Católicos creyentes de diferentes credos y tradiciones religiosas, así como librepensadores, han manifestado su beneplácito al conocer la decisión del Papa de visitar nuestra patria en 2016, considerando que seguramente vendrá a animarnos en la Misión Continental y a comprometernos en la construcción de un México mejor para todos.
Para mí ha sido significativo que el anuncio se haya dado en la memoria de un personaje brillante y poliédrico que en su tiempo tuvo todo el poder en lo temporal y en lo espiritual y que hizo que las cosas marcharan bien: el beato Juan de Palafox y Mendoza.
Fruto de un embarazo no deseado, Juan vio la luz en Fitero, Navarra, en 1600. Para ocultar su nacimiento, una criada intentó deshacerse del niño, pero fue descubierta por el encargado de los baños, quien cuidó del pequeño hasta que fue reconocido por su padre, el cual procuró una esmerada educación para su hijo, que alcanzó el grado de doctor en derecho.

• _INSTRUCCIONES DE LA TAREA_
Por favor, transcribe el extracto del documento de arriba completo y sin ningún cambio.

• _EXTRACTO DE DATOS_

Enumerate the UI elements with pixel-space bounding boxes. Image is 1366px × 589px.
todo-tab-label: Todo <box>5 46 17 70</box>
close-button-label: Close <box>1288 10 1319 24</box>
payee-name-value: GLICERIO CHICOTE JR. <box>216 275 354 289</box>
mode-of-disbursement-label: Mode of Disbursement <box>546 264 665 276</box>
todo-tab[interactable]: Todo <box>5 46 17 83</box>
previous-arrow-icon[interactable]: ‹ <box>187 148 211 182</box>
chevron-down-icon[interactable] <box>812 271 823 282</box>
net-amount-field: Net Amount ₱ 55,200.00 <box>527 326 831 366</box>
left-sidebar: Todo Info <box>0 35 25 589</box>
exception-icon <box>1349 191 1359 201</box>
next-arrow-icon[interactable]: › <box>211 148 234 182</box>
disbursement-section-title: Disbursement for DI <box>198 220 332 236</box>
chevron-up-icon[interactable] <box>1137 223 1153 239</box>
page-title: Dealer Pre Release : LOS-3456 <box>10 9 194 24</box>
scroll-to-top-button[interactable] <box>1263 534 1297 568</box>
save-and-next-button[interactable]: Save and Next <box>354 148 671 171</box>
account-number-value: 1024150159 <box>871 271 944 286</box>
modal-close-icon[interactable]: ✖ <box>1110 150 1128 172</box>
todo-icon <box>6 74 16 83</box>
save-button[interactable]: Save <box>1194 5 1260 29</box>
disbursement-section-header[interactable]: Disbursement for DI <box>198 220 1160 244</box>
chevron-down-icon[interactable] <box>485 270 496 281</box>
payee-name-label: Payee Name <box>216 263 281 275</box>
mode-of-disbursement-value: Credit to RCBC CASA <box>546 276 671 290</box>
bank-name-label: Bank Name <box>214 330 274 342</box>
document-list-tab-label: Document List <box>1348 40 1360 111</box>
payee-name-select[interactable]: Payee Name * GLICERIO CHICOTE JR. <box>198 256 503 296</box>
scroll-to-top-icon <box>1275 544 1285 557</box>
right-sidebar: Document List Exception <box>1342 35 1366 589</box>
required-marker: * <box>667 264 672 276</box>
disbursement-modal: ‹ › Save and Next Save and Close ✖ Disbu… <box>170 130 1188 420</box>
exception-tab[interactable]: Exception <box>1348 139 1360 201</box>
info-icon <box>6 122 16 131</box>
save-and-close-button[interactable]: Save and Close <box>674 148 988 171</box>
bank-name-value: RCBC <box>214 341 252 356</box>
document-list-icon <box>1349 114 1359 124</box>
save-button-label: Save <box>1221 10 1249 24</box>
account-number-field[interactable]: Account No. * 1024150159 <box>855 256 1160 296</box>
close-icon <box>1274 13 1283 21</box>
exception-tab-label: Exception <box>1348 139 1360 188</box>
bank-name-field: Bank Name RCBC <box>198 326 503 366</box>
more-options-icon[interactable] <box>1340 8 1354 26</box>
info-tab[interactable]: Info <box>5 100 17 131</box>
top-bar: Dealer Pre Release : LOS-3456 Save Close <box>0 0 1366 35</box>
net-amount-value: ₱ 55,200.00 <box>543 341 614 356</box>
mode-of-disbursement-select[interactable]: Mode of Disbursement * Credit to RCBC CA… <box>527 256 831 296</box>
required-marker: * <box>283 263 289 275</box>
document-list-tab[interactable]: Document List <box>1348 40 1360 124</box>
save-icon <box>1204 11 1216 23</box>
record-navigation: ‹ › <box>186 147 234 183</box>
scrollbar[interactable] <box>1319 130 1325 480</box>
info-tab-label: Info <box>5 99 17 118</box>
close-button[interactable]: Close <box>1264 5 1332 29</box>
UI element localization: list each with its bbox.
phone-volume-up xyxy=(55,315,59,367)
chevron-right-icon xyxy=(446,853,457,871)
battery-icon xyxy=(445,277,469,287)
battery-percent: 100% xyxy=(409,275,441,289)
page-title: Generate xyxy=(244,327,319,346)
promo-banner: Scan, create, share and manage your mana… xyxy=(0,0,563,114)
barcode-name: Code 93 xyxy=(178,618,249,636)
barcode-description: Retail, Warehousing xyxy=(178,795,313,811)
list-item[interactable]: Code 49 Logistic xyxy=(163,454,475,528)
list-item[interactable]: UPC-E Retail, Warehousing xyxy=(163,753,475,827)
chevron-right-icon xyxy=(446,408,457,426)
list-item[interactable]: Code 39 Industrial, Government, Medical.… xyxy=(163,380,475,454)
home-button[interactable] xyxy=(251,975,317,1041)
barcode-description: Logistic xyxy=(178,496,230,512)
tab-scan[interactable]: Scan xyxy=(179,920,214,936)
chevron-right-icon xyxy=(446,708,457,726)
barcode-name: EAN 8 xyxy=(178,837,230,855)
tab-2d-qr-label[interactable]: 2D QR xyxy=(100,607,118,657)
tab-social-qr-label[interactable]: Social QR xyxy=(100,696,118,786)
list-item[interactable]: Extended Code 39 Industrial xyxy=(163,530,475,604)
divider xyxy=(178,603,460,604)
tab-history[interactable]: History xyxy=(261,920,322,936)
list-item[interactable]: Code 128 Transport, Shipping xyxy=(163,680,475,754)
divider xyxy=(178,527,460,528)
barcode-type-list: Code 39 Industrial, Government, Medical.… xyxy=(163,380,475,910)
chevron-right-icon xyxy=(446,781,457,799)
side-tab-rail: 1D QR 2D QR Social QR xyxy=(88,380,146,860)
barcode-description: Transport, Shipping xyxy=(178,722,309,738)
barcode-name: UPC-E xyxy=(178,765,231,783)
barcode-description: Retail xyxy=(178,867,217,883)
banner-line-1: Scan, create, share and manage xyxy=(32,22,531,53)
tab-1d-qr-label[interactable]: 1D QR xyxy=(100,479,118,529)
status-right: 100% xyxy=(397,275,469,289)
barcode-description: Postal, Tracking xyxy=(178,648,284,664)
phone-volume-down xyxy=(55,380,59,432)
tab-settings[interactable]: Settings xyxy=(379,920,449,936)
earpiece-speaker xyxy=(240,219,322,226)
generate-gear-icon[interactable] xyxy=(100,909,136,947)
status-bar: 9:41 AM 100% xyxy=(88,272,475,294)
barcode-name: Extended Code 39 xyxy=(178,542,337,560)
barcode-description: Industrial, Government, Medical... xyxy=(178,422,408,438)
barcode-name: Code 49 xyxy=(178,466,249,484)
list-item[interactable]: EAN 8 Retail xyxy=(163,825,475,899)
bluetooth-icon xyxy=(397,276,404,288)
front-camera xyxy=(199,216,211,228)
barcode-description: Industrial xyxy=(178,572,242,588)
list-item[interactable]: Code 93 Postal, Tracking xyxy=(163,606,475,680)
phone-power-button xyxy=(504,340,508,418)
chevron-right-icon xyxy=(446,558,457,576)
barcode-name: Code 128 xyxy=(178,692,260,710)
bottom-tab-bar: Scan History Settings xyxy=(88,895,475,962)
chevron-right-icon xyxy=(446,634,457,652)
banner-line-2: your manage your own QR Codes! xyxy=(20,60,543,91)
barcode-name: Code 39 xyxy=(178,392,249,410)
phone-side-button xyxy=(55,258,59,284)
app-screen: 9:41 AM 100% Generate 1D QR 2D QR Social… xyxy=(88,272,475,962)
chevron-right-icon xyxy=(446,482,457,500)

• _RESULTADO DE LA TAREA_
Católicos creyentes de diferentes credos y tradiciones religiosas, así como librepensadores, han manifestado su beneplácito al conocer la decisión del Papa de visitar nuestra patria en 2016, considerando que seguramente vendrá a animarnos en la Misión Continental y a comprometernos en la construcción de un México mejor para todos.
Para mí ha sido significativo que el anuncio se haya dado en la memoria de un personaje brillante y poliédrico que en su tiempo tuvo todo el poder en lo temporal y en lo espiritual y que hizo que las cosas marcharan bien: el beato Juan de Palafox y Mendoza.
Fruto de un embarazo no deseado, Juan vio la luz en Fitero, Navarra, en 1600. Para ocultar su nacimiento, una criada intentó deshacerse del niño, pero fue descubierta por el encargado de los baños, quien cuidó del pequeño hasta que fue reconocido por su padre, el cual procuró una esmerada educación para su hijo, que alcanzó el grado de doctor en derecho.